**Problem requirements:** Rewrite all the material below, replacing each "Tinnin" with "Tiamat" and leaving everything else the same.

(Records of where things appear)
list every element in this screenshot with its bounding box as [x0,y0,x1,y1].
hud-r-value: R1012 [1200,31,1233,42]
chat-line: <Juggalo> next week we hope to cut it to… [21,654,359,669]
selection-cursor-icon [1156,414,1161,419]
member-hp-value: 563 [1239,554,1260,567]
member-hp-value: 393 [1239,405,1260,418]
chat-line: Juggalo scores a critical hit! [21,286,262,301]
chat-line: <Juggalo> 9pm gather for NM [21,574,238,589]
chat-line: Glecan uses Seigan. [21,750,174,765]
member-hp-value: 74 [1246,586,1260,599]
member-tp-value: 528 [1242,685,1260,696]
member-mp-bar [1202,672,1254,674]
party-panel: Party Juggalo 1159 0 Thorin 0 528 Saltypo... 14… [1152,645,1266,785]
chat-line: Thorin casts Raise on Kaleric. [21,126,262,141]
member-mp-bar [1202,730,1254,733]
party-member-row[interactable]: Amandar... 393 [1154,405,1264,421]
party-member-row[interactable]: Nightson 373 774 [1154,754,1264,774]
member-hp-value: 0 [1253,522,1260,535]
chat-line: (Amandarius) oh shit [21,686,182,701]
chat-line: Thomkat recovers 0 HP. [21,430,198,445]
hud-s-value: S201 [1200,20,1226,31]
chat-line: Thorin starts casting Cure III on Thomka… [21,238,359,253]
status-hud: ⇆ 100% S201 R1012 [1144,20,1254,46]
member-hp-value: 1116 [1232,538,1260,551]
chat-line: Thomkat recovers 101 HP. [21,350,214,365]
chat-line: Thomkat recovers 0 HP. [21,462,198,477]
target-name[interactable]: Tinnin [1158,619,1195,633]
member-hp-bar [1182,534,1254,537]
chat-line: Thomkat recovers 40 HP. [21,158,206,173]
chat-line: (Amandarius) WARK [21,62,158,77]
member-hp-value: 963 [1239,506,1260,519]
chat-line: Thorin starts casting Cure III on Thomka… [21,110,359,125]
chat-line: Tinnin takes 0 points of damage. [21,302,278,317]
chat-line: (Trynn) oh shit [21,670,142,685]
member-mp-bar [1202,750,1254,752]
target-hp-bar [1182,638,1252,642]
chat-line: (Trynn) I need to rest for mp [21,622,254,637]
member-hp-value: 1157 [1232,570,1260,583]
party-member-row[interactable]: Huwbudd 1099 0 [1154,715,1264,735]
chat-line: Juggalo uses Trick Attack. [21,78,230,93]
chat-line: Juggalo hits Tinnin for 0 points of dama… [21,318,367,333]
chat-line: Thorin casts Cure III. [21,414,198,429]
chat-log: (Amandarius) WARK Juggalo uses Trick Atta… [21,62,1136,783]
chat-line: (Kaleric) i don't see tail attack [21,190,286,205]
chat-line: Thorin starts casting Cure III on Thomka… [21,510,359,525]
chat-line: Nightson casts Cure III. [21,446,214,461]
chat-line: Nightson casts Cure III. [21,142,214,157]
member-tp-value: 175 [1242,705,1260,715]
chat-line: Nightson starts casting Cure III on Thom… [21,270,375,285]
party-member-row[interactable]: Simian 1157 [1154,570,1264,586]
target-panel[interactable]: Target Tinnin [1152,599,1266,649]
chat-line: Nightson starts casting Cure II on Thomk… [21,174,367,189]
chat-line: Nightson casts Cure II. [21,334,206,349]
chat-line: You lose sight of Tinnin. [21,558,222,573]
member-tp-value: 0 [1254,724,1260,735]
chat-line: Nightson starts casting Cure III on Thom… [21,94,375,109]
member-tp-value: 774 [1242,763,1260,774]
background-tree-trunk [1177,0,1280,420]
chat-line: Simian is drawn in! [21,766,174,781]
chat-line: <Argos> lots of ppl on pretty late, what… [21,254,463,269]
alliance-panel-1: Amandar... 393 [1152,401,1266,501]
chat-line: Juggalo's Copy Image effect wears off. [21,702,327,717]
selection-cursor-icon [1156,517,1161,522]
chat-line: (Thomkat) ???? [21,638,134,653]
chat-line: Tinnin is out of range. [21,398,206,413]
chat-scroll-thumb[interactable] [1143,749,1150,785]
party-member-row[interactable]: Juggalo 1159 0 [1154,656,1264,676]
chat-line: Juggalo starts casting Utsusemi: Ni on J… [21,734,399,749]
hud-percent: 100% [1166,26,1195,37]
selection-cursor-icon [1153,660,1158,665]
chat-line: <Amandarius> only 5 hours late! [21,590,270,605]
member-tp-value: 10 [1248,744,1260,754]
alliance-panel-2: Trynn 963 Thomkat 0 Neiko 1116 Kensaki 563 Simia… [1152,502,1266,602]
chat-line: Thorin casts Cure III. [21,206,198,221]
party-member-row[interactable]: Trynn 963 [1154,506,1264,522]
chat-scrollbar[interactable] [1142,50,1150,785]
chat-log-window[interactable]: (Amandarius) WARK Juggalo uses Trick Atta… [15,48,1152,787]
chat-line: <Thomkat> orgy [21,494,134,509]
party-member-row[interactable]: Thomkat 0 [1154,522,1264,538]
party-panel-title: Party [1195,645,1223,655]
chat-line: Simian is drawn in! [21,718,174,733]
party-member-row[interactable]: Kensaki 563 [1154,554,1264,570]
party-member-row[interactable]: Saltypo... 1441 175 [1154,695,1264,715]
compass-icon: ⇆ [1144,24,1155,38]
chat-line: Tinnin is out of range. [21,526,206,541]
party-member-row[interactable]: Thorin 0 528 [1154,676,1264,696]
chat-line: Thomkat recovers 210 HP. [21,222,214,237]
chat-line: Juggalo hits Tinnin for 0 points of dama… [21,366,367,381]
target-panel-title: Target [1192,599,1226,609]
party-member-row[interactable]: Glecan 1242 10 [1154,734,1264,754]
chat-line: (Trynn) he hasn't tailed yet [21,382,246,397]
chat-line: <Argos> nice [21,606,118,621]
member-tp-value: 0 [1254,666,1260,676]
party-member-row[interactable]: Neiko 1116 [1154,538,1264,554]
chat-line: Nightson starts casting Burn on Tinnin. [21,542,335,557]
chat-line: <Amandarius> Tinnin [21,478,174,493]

**Result of this task:**
list every element in this screenshot with its bounding box as [x0,y0,x1,y1].
hud-r-value: R1012 [1200,31,1233,42]
chat-line: <Juggalo> next week we hope to cut it to… [21,654,359,669]
selection-cursor-icon [1156,414,1161,419]
member-hp-value: 563 [1239,554,1260,567]
member-hp-value: 393 [1239,405,1260,418]
chat-line: Juggalo scores a critical hit! [21,286,262,301]
chat-line: <Juggalo> 9pm gather for NM [21,574,238,589]
chat-line: Glecan uses Seigan. [21,750,174,765]
member-hp-value: 74 [1246,586,1260,599]
member-tp-value: 528 [1242,685,1260,696]
member-mp-bar [1202,672,1254,674]
party-panel: Party Juggalo 1159 0 Thorin 0 528 Saltypo... 14… [1152,645,1266,785]
chat-line: Thorin casts Raise on Kaleric. [21,126,262,141]
member-mp-bar [1202,730,1254,733]
party-member-row[interactable]: Amandar... 393 [1154,405,1264,421]
party-member-row[interactable]: Nightson 373 774 [1154,754,1264,774]
member-hp-value: 0 [1253,522,1260,535]
chat-line: (Amandarius) oh shit [21,686,182,701]
chat-line: Thomkat recovers 0 HP. [21,430,198,445]
hud-s-value: S201 [1200,20,1226,31]
chat-line: Thorin starts casting Cure III on Thomka… [21,238,359,253]
status-hud: ⇆ 100% S201 R1012 [1144,20,1254,46]
member-hp-value: 1116 [1232,538,1260,551]
chat-line: Thomkat recovers 101 HP. [21,350,214,365]
chat-line: Thomkat recovers 0 HP. [21,462,198,477]
target-name[interactable]: Tiamat [1158,619,1195,633]
member-hp-bar [1182,534,1254,537]
chat-line: Thomkat recovers 40 HP. [21,158,206,173]
chat-line: (Amandarius) WARK [21,62,158,77]
member-hp-value: 963 [1239,506,1260,519]
chat-line: Thorin starts casting Cure III on Thomka… [21,110,359,125]
chat-line: Tiamat takes 0 points of damage. [21,302,278,317]
chat-line: (Trynn) oh shit [21,670,142,685]
member-mp-bar [1202,750,1254,752]
target-hp-bar [1182,638,1252,642]
chat-line: (Trynn) I need to rest for mp [21,622,254,637]
member-hp-value: 1157 [1232,570,1260,583]
party-member-row[interactable]: Huwbudd 1099 0 [1154,715,1264,735]
chat-line: Juggalo uses Trick Attack. [21,78,230,93]
chat-line: Juggalo hits Tiamat for 0 points of dama… [21,318,367,333]
chat-line: Thorin casts Cure III. [21,414,198,429]
chat-log: (Amandarius) WARK Juggalo uses Trick Atta… [21,62,1136,783]
chat-line: (Kaleric) i don't see tail attack [21,190,286,205]
chat-line: Thorin starts casting Cure III on Thomka… [21,510,359,525]
chat-line: Nightson casts Cure III. [21,446,214,461]
chat-line: Nightson casts Cure III. [21,142,214,157]
member-tp-value: 175 [1242,705,1260,715]
chat-line: Nightson starts casting Cure III on Thom… [21,270,375,285]
party-member-row[interactable]: Simian 1157 [1154,570,1264,586]
target-panel[interactable]: Target Tiamat [1152,599,1266,649]
chat-line: Nightson starts casting Cure II on Thomk… [21,174,367,189]
chat-line: Nightson casts Cure II. [21,334,206,349]
chat-line: You lose sight of Tiamat. [21,558,222,573]
member-tp-value: 0 [1254,724,1260,735]
chat-line: Nightson starts casting Cure III on Thom… [21,94,375,109]
member-tp-value: 774 [1242,763,1260,774]
background-tree-trunk [1177,0,1280,420]
chat-line: Simian is drawn in! [21,766,174,781]
chat-line: <Argos> lots of ppl on pretty late, what… [21,254,463,269]
alliance-panel-1: Amandar... 393 [1152,401,1266,501]
chat-line: Juggalo's Copy Image effect wears off. [21,702,327,717]
selection-cursor-icon [1156,517,1161,522]
chat-line: (Thomkat) ???? [21,638,134,653]
chat-line: Tiamat is out of range. [21,398,206,413]
chat-scroll-thumb[interactable] [1143,749,1150,785]
party-member-row[interactable]: Juggalo 1159 0 [1154,656,1264,676]
chat-line: Juggalo starts casting Utsusemi: Ni on J… [21,734,399,749]
hud-percent: 100% [1166,26,1195,37]
selection-cursor-icon [1153,660,1158,665]
chat-line: <Amandarius> only 5 hours late! [21,590,270,605]
member-tp-value: 10 [1248,744,1260,754]
alliance-panel-2: Trynn 963 Thomkat 0 Neiko 1116 Kensaki 563 Simia… [1152,502,1266,602]
chat-line: Thorin casts Cure III. [21,206,198,221]
party-member-row[interactable]: Trynn 963 [1154,506,1264,522]
chat-scrollbar[interactable] [1142,50,1150,785]
chat-log-window[interactable]: (Amandarius) WARK Juggalo uses Trick Atta… [15,48,1152,787]
chat-line: <Thomkat> orgy [21,494,134,509]
party-member-row[interactable]: Thomkat 0 [1154,522,1264,538]
party-panel-title: Party [1195,645,1223,655]
chat-line: Simian is drawn in! [21,718,174,733]
party-member-row[interactable]: Kensaki 563 [1154,554,1264,570]
party-member-row[interactable]: Saltypo... 1441 175 [1154,695,1264,715]
compass-icon: ⇆ [1144,24,1155,38]
chat-line: Tiamat is out of range. [21,526,206,541]
party-member-row[interactable]: Thorin 0 528 [1154,676,1264,696]
chat-line: Thomkat recovers 210 HP. [21,222,214,237]
chat-line: Juggalo hits Tiamat for 0 points of dama… [21,366,367,381]
target-panel-title: Target [1192,599,1226,609]
party-member-row[interactable]: Glecan 1242 10 [1154,734,1264,754]
chat-line: (Trynn) he hasn't tailed yet [21,382,246,397]
chat-line: <Argos> nice [21,606,118,621]
member-tp-value: 0 [1254,666,1260,676]
party-member-row[interactable]: Neiko 1116 [1154,538,1264,554]
chat-line: Nightson starts casting Burn on Tiamat. [21,542,335,557]
chat-line: <Amandarius> Tiamat [21,478,174,493]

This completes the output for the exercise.